> TO DO: Copy out each line that includes the word "ubuntu".

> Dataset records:
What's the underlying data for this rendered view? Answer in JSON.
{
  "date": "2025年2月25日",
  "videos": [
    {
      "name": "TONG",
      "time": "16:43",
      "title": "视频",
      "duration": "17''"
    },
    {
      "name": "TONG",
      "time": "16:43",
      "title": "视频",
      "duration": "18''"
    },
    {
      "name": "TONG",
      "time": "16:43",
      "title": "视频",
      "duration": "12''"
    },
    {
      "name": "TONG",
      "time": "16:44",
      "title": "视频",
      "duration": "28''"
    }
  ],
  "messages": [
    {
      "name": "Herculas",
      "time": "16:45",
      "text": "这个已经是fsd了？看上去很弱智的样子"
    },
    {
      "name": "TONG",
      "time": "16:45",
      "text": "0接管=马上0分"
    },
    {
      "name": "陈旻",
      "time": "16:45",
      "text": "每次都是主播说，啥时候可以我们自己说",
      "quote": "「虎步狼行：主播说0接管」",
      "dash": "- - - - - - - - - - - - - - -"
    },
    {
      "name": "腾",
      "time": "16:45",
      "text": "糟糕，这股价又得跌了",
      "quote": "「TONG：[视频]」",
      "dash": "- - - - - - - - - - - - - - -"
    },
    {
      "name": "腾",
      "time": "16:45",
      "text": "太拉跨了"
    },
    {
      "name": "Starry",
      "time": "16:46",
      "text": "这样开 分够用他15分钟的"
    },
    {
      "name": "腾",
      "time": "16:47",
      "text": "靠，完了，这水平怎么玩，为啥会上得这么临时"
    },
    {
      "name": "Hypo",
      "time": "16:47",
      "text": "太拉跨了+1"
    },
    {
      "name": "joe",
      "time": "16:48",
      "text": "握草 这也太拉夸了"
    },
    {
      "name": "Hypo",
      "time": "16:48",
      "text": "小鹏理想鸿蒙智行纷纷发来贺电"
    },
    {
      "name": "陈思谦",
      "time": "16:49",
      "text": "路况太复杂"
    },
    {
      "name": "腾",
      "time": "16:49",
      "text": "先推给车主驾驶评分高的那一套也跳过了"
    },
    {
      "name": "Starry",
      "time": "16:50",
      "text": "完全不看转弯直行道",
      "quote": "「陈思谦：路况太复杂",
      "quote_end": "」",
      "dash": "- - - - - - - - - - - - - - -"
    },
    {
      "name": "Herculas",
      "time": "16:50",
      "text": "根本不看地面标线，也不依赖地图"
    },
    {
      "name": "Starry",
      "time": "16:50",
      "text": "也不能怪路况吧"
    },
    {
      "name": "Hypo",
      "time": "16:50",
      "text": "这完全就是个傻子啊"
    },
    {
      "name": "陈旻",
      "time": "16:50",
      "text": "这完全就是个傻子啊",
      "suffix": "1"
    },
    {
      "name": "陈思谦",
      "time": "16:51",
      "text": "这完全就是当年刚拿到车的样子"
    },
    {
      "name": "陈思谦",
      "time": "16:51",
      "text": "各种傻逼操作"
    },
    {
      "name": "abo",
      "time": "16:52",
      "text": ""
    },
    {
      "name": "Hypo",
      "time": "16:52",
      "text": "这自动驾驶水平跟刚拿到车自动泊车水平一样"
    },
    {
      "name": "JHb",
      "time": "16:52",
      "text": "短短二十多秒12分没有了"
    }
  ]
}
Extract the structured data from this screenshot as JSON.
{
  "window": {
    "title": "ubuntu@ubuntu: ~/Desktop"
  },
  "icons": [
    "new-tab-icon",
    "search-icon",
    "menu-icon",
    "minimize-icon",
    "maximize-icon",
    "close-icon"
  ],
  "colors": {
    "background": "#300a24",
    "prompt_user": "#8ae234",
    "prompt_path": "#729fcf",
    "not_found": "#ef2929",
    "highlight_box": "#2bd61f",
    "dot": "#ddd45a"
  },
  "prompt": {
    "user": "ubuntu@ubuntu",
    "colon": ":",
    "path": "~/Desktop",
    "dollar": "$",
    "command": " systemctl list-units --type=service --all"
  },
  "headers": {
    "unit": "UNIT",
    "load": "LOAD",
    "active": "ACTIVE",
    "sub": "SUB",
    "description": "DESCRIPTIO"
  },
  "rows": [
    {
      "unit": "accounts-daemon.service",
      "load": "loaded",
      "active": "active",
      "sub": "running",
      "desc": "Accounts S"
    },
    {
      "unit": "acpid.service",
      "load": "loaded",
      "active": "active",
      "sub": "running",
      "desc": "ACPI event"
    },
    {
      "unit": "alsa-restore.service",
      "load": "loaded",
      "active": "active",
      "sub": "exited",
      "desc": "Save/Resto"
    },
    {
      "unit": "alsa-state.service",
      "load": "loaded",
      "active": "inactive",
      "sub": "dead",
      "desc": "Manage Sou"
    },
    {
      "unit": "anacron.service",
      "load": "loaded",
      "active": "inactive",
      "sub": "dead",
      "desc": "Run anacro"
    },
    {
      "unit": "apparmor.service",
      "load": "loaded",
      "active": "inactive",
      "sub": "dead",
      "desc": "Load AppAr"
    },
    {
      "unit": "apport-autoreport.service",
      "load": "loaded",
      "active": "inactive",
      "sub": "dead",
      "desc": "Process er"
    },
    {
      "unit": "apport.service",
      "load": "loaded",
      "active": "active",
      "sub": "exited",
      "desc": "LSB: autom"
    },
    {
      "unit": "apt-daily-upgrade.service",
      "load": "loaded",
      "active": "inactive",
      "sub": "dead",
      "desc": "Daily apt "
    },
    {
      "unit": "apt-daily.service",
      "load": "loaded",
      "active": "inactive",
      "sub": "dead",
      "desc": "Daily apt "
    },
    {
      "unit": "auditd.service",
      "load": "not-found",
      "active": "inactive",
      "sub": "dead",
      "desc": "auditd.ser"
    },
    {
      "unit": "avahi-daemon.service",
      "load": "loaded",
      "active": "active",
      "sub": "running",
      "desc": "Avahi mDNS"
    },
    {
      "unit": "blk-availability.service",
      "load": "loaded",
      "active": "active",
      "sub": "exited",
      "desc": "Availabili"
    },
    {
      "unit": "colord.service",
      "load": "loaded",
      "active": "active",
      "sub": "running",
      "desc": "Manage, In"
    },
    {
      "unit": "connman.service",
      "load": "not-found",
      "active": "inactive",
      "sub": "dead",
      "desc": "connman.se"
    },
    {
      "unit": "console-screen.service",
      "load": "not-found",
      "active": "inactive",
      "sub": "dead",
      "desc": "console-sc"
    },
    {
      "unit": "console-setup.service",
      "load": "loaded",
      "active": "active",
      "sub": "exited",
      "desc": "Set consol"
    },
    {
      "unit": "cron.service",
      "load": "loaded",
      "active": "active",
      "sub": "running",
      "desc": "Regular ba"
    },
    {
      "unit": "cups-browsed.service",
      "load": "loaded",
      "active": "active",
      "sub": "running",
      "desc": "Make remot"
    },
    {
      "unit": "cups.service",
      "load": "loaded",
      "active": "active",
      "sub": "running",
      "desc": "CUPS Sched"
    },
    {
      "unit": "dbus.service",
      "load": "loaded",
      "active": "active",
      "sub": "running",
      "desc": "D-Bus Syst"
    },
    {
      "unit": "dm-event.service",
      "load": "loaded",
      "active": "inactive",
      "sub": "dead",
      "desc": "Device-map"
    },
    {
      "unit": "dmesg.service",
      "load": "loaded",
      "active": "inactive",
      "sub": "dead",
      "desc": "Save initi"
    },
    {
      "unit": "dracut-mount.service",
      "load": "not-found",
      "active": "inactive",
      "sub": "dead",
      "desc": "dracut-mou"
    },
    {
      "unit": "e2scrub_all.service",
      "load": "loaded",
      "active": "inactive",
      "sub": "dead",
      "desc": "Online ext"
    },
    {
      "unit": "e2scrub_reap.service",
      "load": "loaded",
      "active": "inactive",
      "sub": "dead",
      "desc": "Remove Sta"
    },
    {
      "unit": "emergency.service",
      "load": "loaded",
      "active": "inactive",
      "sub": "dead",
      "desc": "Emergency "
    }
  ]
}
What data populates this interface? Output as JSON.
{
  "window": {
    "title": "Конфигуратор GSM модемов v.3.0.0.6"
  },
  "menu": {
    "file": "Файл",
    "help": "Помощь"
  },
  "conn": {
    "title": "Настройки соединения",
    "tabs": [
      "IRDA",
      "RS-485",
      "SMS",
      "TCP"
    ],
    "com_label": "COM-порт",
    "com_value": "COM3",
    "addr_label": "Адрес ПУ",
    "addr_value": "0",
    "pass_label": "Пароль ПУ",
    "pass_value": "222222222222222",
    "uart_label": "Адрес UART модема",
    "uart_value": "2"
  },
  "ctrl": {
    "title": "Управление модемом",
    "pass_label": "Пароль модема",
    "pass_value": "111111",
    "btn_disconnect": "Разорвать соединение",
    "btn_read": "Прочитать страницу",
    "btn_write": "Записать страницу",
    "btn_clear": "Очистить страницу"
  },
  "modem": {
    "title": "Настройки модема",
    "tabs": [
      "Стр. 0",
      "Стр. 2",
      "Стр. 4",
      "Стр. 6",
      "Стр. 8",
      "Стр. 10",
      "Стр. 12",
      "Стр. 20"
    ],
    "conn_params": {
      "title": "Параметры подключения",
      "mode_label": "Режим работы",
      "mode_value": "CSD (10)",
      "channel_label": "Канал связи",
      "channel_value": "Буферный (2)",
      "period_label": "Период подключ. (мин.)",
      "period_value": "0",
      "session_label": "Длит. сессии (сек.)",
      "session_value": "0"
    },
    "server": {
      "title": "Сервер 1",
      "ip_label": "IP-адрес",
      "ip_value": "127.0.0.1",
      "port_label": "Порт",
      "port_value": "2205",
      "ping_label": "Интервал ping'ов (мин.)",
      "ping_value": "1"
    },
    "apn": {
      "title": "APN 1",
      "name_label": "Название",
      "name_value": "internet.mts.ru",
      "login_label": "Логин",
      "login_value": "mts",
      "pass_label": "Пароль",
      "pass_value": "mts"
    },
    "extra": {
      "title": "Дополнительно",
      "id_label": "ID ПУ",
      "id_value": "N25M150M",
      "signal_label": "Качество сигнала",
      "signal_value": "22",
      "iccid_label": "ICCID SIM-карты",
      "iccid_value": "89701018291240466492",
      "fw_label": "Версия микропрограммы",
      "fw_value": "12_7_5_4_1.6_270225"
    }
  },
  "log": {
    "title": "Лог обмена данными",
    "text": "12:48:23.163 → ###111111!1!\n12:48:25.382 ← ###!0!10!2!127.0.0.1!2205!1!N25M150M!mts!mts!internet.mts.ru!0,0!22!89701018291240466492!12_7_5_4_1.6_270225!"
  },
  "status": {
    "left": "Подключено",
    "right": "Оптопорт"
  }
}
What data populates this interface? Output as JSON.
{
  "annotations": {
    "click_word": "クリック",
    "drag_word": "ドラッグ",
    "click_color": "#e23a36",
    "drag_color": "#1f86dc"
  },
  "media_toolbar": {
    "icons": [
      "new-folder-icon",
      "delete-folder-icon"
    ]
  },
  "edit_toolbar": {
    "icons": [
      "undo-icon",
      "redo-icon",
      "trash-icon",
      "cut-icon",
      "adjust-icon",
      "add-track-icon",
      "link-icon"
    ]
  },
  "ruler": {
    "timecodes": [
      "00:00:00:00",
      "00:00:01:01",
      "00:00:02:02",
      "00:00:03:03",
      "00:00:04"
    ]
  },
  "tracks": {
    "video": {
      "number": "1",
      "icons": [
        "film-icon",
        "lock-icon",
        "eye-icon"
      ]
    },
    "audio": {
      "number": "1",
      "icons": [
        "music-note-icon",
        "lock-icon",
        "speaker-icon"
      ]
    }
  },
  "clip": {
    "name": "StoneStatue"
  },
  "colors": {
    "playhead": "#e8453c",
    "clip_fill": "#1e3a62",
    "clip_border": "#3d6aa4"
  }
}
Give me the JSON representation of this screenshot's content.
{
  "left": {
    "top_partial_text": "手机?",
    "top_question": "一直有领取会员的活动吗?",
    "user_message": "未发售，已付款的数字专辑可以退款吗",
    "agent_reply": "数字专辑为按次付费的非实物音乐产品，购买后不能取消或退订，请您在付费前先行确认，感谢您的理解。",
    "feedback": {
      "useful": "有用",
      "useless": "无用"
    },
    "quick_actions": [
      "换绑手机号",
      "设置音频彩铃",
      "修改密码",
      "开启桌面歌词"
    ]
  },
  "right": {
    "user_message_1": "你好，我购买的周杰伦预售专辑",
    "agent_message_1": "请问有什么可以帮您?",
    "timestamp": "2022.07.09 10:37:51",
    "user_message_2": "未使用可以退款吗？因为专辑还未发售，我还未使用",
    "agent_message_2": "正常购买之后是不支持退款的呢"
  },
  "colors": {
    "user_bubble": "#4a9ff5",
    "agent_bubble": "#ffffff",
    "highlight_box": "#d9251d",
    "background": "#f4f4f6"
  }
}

> RESPONSE TO THIS TASK:
    "title": "ubuntu@ubuntu: ~/Desktop"
    "user": "ubuntu@ubuntu",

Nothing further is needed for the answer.